_PREGUNTAS_:
- a) Según la noticia sobre el acuerdo con EE. UU., ¿a qué dos instalaciones de Santo Domingo tendrá acceso ese país?
- b) Retoma la noticia sobre el acuerdo con EE. UU. y continúa su redacción a partir de la última línea.

_FRAGMENTO PROPORCIONADO_:
----

El presidente dominicano, Luis Abinader, junto con el secretario de Guerra estadounidense, Pete Hegseth, anunciaron que EE.
UU. tendrá acceso por un plazo limitado a la base aérea de San Isidro y al Aeropuerto Internacional de las Américas, ambos en Santo Domingo. El acuerdo permite el movimiento de personal técnico y militar, transporte de equipos y la operación de aviones de reabastecimiento de combustible.
Según Abinader, el objetivo es “reforzar las acciones contra el narcotráfico”. Por su parte, Hegseth describió la lucha contra estas redes como un combate contra “terroristas del narcotráfico”.
Este es el primer “acuerdo público mayor” de este tipo entre EE.

----

_MATERIAL MOSTRADO_:
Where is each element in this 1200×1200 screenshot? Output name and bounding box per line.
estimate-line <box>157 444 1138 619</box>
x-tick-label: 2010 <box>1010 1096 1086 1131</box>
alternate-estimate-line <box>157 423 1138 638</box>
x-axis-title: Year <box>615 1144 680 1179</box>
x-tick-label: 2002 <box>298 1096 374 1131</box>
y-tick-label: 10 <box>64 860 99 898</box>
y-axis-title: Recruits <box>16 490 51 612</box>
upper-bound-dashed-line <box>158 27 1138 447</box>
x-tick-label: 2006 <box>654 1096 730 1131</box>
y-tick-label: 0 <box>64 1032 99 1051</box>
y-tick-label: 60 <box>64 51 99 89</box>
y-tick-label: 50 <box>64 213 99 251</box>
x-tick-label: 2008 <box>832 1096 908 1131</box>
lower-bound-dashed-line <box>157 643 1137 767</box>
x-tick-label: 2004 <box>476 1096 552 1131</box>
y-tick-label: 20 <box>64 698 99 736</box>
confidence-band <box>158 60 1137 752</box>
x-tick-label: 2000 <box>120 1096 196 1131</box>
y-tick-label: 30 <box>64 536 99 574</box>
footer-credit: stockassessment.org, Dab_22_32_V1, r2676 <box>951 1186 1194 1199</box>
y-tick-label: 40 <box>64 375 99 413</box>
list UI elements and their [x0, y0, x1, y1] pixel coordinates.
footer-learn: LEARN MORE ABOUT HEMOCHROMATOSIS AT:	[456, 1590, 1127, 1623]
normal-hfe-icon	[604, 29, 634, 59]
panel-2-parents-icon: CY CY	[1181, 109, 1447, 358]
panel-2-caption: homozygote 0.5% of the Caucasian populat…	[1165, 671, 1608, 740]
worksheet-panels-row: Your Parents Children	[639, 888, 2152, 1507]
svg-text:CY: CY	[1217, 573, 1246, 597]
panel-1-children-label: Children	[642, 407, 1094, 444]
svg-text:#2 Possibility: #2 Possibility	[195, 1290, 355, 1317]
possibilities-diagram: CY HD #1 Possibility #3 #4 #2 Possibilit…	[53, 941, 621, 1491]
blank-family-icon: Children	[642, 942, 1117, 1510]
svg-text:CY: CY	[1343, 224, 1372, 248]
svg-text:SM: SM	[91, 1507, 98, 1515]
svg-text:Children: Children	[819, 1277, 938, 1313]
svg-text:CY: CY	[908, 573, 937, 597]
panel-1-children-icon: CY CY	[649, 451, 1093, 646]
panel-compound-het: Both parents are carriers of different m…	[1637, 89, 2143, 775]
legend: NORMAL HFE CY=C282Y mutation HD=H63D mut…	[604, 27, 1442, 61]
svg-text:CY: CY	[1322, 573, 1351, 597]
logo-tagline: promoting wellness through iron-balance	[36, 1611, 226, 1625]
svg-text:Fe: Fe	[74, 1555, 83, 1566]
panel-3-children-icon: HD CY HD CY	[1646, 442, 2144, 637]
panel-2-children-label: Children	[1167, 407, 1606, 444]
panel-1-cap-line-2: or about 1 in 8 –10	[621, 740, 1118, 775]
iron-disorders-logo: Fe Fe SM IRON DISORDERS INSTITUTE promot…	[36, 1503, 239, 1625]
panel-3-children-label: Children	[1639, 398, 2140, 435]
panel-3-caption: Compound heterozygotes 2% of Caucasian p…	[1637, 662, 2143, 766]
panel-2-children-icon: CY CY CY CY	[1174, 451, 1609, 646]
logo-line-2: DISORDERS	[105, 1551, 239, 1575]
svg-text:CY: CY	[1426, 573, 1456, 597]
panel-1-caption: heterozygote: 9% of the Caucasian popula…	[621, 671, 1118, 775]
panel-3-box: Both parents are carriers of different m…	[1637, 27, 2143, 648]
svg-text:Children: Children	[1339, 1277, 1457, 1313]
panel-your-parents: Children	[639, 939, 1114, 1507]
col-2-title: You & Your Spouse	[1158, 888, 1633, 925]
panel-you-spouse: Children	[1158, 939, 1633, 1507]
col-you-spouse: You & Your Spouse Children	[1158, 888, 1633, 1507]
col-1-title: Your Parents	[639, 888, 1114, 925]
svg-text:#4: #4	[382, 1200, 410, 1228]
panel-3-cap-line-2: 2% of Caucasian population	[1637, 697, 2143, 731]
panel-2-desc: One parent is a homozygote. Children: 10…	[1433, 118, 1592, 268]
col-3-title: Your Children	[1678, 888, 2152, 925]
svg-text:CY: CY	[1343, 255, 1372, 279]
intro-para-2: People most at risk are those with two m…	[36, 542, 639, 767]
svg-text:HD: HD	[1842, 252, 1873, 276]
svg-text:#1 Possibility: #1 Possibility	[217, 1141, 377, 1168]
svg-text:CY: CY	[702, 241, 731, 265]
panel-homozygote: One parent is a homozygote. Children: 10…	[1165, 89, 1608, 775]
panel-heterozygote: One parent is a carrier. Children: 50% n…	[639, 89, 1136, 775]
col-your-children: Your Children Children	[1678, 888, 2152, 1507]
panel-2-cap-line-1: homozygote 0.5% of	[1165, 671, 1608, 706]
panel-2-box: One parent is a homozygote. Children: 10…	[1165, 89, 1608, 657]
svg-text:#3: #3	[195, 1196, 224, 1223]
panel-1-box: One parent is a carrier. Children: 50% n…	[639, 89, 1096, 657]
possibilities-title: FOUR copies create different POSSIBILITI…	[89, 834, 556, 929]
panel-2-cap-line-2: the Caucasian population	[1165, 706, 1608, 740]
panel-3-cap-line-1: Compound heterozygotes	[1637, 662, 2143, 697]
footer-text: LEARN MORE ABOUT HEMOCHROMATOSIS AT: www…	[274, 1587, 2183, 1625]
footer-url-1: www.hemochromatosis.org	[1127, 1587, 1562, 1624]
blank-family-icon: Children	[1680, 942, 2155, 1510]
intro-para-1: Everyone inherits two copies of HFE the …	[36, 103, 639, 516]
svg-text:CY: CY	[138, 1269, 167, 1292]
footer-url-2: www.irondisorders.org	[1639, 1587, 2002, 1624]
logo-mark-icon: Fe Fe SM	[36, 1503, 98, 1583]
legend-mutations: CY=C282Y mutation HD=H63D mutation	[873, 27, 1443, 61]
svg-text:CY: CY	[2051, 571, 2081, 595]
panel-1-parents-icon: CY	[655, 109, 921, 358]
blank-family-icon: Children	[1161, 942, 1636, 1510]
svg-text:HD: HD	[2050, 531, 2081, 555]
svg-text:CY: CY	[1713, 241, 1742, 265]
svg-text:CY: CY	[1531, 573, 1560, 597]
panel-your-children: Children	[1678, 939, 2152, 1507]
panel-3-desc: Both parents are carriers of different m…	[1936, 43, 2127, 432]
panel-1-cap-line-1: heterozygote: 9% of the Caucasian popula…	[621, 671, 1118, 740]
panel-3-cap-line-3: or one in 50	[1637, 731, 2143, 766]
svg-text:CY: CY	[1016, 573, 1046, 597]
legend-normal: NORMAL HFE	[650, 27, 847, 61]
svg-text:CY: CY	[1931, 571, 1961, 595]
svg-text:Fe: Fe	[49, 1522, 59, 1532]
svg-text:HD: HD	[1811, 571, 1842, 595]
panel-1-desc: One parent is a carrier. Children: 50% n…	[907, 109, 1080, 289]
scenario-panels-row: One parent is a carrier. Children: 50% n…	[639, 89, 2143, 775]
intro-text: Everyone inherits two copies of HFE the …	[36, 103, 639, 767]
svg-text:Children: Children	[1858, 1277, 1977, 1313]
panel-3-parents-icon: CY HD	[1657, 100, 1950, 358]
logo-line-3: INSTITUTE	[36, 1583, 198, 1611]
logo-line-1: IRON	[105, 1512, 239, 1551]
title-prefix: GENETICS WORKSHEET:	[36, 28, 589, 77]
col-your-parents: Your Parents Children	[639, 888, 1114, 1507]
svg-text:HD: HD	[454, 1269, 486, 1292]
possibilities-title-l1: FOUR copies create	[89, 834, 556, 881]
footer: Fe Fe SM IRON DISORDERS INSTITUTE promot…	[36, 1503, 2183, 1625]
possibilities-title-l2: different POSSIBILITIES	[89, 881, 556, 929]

----

_TAREAS RESUELTAS_:
- a) A la base aérea de San Isidro y al Aeropuerto Internacional de las Américas.

- b)
UU. y un país del Caribe en 2025, posicionando a República Dominicana como un aliado clave para Washington en la región. La decisión ha sido criticada por el gobierno de Nicolás Maduro, que la considera un gesto que fortalece la influencia militar estadounidense cerca de su territorio y podría alterar la estabilidad regional. Analistas coinciden en que este movimiento impactará el equilibrio geopolítico, aunque algunos lo ven como un paso necesario para contener la expansión del crimen organizado en las rutas aéreas y marítimas del Caribe.